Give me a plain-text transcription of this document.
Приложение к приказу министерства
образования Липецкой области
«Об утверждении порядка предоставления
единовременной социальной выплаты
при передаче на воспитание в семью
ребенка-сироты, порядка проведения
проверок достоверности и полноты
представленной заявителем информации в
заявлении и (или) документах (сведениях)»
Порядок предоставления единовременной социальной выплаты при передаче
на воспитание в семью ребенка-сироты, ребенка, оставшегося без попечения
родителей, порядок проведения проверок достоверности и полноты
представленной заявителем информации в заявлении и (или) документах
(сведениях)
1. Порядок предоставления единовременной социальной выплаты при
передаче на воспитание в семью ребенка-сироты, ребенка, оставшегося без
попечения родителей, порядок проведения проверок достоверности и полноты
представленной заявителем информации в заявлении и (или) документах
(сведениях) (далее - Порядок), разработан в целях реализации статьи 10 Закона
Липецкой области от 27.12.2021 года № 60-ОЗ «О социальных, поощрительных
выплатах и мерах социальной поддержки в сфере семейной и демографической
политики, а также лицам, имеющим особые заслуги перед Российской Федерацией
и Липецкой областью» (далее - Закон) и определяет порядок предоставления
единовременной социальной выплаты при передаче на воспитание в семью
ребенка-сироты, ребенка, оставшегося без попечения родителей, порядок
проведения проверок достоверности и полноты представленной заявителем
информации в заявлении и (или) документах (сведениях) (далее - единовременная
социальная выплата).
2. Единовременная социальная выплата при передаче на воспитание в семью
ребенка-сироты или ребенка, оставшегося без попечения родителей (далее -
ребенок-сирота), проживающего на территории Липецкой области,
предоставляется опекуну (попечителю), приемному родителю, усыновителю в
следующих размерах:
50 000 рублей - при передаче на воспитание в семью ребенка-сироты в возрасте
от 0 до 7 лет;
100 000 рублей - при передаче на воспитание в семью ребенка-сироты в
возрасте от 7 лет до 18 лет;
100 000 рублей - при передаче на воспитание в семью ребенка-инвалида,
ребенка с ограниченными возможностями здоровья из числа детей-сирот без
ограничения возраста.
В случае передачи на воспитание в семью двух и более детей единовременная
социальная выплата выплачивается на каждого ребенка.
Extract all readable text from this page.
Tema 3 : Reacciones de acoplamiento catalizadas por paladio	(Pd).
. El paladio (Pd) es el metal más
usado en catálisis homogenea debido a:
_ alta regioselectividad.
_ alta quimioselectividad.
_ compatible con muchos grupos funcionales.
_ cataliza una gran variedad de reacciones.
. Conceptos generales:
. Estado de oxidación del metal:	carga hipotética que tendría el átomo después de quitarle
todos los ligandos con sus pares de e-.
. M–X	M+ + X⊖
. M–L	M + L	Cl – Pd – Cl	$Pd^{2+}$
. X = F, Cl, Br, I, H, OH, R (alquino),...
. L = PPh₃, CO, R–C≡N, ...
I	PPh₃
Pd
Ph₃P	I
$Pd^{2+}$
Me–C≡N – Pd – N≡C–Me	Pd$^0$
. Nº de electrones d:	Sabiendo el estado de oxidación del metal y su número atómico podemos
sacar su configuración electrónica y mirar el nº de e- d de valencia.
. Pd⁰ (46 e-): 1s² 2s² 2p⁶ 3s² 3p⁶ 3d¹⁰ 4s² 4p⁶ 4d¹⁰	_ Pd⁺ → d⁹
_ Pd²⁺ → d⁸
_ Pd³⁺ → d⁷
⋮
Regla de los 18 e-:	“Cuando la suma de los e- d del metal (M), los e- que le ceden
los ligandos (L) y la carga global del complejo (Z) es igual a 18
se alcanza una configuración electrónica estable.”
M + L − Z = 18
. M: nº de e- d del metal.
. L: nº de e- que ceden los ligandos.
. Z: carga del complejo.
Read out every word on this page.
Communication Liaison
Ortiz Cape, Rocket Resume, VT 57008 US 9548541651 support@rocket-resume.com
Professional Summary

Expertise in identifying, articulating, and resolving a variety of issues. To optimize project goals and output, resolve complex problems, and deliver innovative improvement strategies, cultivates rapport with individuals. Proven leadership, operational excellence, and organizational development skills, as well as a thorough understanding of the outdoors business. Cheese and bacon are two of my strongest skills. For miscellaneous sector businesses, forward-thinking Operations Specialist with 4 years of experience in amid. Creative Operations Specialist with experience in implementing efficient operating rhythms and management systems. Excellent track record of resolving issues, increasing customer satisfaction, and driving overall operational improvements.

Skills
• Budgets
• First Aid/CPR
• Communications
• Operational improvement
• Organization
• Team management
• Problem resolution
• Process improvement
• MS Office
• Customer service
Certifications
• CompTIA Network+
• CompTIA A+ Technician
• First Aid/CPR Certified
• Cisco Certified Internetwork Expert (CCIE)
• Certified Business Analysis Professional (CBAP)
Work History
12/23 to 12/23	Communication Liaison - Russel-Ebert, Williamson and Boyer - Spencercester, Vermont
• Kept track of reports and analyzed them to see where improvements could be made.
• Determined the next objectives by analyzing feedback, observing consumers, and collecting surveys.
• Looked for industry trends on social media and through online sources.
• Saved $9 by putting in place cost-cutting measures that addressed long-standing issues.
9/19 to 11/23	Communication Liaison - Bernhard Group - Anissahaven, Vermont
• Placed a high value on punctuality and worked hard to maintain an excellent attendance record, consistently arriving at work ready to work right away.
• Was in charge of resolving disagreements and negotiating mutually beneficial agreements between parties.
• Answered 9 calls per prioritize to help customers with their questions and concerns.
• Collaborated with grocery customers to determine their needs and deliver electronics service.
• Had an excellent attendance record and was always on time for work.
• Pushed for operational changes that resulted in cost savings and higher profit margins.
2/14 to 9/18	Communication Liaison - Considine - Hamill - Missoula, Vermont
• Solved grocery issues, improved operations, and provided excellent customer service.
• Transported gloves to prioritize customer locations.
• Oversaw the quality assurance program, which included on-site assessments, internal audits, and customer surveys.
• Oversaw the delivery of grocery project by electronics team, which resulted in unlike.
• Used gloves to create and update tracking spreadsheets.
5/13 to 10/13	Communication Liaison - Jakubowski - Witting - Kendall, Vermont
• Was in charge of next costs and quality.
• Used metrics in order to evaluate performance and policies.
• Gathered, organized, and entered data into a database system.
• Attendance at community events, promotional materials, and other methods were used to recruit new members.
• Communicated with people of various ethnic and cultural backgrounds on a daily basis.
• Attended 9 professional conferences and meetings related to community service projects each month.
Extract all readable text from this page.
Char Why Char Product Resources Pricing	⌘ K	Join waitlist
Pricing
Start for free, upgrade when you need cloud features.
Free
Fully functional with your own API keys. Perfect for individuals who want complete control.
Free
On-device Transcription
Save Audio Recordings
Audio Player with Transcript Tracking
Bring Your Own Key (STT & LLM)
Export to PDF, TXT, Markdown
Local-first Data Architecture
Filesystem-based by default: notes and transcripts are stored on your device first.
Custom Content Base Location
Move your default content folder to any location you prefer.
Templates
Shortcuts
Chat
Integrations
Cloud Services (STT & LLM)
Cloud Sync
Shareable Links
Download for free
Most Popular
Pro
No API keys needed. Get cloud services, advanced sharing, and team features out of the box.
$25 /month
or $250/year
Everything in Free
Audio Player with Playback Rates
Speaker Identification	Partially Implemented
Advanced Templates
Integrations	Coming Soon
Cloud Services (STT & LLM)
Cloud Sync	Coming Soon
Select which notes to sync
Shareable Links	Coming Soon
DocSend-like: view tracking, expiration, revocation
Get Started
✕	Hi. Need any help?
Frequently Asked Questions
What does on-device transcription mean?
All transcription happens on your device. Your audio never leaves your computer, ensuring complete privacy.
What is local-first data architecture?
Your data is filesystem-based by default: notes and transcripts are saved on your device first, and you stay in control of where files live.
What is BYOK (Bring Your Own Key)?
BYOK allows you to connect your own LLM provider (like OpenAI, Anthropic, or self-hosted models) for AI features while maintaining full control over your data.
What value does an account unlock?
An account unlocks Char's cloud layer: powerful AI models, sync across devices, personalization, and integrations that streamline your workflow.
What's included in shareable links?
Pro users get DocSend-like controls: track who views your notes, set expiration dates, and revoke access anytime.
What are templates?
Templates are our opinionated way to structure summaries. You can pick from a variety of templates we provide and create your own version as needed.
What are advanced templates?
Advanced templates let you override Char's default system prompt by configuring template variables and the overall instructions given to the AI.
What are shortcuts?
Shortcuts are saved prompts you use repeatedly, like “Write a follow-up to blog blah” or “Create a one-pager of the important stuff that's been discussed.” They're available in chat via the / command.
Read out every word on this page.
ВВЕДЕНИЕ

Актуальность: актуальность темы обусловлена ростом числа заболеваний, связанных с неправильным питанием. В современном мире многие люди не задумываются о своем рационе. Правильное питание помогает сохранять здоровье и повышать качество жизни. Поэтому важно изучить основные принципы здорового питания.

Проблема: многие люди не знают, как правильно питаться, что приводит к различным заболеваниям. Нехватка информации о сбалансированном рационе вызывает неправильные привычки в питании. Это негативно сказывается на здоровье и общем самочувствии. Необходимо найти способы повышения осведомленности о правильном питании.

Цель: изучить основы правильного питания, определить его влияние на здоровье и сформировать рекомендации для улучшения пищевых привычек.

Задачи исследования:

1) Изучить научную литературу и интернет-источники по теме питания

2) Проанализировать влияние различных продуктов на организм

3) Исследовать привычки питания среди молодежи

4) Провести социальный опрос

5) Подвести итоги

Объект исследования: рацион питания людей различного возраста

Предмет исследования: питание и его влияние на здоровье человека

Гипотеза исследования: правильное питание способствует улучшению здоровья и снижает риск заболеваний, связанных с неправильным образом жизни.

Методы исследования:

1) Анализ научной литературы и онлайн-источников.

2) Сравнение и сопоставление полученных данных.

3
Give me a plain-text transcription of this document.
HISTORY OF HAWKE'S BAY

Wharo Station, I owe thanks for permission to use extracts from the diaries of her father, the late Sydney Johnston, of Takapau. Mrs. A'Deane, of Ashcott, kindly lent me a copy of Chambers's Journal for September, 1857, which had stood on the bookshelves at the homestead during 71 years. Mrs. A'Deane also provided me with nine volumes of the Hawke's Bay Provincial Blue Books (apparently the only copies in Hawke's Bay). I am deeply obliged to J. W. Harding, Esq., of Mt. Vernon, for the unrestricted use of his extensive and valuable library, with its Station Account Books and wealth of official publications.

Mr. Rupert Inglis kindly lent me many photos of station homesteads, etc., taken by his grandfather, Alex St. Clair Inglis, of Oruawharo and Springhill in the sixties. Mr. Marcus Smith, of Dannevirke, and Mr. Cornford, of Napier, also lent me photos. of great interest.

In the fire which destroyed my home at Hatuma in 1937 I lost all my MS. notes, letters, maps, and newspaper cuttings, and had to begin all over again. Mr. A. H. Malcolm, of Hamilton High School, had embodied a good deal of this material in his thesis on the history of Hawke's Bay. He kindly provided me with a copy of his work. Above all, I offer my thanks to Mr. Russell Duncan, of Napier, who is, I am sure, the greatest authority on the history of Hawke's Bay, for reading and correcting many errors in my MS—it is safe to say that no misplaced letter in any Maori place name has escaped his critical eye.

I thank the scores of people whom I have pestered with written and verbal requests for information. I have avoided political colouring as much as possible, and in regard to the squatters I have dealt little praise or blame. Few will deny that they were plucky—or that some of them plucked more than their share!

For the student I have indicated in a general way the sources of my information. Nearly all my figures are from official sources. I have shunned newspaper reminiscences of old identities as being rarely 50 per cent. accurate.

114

◆ ◆ ◆ ◆ ◆

* [PROBLEM DESCRIPTION]: Lines from the records above that hold "notes" are the ones to list.

* [FINAL RESULT]:
Filesystem-based by default: notes and transcripts are stored on your device first.
Select which notes to sync
Your data is filesystem-based by default: notes and transcripts are saved on your device first, and you stay in control of where files live.
Pro users get DocSend-like controls: track who views your notes, set expiration dates, and revoke access anytime.
In the fire which destroyed my home at Hatuma in 1937 I lost all my MS. notes, letters, maps, and newspaper cuttings, and had to begin all over again. Mr. A. H. Malcolm, of Hamilton High School, had embodied a good deal of this material in his thesis on the history of Hawke's Bay. He kindly provided me with a copy of his work. Above all, I offer my thanks to Mr. Russell Duncan, of Napier, who is, I am sure, the greatest authority on the history of Hawke's Bay, for reading and correcting many errors in my MS—it is safe to say that no misplaced letter in any Maori place name has escaped his critical eye.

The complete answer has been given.